Task description ::
Give back all the data exactly, line by line.

----- Record extracts -----

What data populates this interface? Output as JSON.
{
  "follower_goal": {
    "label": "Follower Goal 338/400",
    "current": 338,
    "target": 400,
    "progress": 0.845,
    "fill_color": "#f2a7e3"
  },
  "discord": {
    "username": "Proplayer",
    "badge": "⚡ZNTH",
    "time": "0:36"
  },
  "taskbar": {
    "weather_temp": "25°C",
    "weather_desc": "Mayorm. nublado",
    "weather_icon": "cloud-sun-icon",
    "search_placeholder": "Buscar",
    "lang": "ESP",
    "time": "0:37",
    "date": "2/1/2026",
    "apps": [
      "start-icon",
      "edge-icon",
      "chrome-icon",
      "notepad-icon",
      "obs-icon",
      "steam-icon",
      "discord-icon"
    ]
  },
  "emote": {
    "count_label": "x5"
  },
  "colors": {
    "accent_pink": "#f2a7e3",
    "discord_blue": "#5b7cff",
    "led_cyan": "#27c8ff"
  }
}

-----

Answer to the task ::
What data populates this interface? Output as JSON.
{
  "follower_goal": {
    "label": "Follower Goal 338/400",
    "current": 338,
    "target": 400,
    "progress": 0.845,
    "fill_color": "#f2a7e3"
  },
  "discord": {
    "username": "Proplayer",
    "badge": "⚡ZNTH",
    "time": "0:36"
  },
  "taskbar": {
    "weather_temp": "25°C",
    "weather_desc": "Mayorm. nublado",
    "weather_icon": "cloud-sun-icon",
    "search_placeholder": "Buscar",
    "lang": "ESP",
    "time": "0:37",
    "date": "2/1/2026",
    "apps": [
      "start-icon",
      "edge-icon",
      "chrome-icon",
      "notepad-icon",
      "obs-icon",
      "steam-icon",
      "discord-icon"
    ]
  },
  "emote": {
    "count_label": "x5"
  },
  "colors": {
    "accent_pink": "#f2a7e3",
    "discord_blue": "#5b7cff",
    "led_cyan": "#27c8ff"
  }
}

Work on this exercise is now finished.